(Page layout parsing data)
- - -

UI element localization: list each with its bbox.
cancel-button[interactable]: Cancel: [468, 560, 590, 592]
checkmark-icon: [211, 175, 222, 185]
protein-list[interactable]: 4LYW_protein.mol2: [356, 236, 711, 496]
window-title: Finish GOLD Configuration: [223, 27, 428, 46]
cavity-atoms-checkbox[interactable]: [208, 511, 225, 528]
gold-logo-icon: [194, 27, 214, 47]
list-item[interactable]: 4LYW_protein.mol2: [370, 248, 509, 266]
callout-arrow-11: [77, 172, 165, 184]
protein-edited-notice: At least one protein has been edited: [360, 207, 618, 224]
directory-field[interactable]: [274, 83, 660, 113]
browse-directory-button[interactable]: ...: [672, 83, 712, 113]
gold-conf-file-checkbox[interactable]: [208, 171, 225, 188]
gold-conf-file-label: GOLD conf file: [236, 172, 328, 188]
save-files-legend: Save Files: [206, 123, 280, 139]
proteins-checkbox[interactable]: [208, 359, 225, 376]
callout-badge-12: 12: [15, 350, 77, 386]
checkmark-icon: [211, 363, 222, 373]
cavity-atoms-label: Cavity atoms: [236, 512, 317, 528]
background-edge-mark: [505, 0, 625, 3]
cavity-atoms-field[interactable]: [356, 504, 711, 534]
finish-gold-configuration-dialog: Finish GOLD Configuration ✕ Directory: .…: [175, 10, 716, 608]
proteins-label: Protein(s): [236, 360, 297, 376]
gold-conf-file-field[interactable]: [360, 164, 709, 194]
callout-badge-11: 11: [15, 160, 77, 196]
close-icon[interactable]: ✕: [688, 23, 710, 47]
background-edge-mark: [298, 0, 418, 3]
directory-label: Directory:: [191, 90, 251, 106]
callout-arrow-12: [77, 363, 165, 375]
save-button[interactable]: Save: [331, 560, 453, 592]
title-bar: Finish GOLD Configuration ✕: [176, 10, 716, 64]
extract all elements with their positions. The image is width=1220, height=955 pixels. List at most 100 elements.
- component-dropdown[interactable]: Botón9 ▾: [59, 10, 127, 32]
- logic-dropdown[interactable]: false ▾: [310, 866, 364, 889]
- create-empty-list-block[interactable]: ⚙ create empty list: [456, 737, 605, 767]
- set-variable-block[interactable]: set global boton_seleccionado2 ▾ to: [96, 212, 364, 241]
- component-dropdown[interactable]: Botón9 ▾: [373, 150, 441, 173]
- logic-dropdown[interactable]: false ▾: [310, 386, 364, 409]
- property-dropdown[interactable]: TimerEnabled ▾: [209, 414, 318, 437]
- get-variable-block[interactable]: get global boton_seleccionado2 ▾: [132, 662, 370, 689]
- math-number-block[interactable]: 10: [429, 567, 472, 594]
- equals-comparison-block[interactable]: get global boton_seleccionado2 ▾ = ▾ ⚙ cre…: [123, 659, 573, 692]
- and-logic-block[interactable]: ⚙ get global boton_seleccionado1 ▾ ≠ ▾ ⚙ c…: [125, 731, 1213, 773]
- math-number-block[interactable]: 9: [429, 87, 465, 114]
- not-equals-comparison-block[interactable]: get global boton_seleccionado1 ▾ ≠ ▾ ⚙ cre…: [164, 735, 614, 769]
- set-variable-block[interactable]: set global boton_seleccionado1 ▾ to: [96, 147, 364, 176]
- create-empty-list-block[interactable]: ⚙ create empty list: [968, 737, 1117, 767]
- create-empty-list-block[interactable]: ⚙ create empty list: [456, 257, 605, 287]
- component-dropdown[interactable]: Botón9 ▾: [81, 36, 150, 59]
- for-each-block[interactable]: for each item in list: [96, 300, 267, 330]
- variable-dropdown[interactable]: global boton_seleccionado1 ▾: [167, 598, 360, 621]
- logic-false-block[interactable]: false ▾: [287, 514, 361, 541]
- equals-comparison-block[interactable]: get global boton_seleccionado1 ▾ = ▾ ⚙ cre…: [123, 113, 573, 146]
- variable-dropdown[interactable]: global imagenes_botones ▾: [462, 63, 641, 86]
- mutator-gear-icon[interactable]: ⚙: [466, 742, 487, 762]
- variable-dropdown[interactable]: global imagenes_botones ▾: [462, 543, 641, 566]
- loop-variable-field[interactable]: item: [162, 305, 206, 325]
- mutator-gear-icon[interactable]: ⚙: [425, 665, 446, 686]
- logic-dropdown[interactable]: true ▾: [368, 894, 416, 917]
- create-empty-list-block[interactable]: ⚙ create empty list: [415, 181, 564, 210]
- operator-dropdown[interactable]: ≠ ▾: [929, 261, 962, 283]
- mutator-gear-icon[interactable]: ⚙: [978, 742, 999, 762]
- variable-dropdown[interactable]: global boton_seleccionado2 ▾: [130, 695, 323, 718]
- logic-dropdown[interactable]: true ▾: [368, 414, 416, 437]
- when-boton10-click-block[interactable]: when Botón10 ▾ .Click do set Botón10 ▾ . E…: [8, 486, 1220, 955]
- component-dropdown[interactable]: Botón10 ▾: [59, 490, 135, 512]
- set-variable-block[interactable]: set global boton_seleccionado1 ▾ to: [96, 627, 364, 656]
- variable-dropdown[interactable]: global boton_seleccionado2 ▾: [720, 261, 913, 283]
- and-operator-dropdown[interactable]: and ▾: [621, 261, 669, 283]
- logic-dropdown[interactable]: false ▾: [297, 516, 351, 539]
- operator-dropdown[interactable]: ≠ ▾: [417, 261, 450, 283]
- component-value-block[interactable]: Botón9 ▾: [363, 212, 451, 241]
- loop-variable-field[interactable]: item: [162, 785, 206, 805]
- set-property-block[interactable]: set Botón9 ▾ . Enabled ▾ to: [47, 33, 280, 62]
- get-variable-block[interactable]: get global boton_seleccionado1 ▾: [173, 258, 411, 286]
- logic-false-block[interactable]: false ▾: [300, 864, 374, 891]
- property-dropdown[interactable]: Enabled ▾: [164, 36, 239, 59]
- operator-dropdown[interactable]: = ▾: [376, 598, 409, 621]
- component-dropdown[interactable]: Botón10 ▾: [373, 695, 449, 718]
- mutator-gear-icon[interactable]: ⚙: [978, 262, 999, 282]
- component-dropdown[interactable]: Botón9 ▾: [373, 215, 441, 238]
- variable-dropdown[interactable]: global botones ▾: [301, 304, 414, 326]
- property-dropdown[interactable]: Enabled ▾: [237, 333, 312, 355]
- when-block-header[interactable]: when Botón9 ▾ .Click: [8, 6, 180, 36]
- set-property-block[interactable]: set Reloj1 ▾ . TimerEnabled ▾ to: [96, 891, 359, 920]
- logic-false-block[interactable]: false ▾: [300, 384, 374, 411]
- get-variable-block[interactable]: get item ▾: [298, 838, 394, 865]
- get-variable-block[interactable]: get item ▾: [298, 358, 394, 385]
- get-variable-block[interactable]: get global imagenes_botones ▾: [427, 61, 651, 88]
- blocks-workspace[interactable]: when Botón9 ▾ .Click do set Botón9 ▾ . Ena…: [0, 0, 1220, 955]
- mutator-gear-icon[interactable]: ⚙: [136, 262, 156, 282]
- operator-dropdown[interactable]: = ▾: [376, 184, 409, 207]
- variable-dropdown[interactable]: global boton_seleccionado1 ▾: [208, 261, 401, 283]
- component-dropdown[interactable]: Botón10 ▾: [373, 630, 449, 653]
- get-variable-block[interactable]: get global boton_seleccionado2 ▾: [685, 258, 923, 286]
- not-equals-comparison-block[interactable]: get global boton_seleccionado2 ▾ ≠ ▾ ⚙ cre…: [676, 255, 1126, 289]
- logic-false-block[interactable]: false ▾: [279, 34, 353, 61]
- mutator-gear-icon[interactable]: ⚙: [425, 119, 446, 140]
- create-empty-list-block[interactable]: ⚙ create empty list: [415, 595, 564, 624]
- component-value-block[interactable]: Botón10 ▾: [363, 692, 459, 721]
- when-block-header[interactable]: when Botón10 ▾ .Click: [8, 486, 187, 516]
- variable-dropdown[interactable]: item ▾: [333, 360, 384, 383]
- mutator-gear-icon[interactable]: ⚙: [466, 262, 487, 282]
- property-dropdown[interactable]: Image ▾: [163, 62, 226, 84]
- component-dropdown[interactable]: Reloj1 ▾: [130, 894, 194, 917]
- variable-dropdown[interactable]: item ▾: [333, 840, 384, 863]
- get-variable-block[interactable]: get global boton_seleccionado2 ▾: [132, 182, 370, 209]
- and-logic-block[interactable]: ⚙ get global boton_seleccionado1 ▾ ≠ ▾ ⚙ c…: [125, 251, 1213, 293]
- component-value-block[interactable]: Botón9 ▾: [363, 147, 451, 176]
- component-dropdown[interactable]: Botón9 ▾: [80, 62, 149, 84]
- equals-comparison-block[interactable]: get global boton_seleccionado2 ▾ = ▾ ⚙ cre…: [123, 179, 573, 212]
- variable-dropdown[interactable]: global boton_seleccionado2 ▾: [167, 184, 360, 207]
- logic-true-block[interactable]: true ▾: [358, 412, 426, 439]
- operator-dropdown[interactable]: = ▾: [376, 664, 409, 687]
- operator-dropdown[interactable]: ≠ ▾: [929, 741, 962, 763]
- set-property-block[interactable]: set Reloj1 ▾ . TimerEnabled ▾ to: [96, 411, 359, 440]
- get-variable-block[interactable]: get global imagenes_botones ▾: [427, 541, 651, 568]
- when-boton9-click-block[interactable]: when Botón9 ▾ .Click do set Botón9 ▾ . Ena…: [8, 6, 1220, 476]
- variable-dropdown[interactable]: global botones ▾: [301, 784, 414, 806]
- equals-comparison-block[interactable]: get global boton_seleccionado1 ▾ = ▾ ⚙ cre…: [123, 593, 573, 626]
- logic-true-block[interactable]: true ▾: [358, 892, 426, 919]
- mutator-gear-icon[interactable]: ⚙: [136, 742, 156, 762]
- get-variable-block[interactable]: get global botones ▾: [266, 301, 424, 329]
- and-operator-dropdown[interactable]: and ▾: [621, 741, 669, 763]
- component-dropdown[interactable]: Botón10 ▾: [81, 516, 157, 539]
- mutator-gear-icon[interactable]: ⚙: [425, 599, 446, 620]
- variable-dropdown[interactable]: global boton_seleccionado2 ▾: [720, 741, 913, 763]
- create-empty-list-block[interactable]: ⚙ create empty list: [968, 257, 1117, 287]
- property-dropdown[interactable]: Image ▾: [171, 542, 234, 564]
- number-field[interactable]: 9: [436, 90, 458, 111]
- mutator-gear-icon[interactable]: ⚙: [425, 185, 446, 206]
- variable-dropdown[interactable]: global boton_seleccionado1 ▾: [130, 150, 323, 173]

- - -

Work to complete:
What is needed is the number of lines in the data that hold the word "field", and nothing more.

Problem solution:
6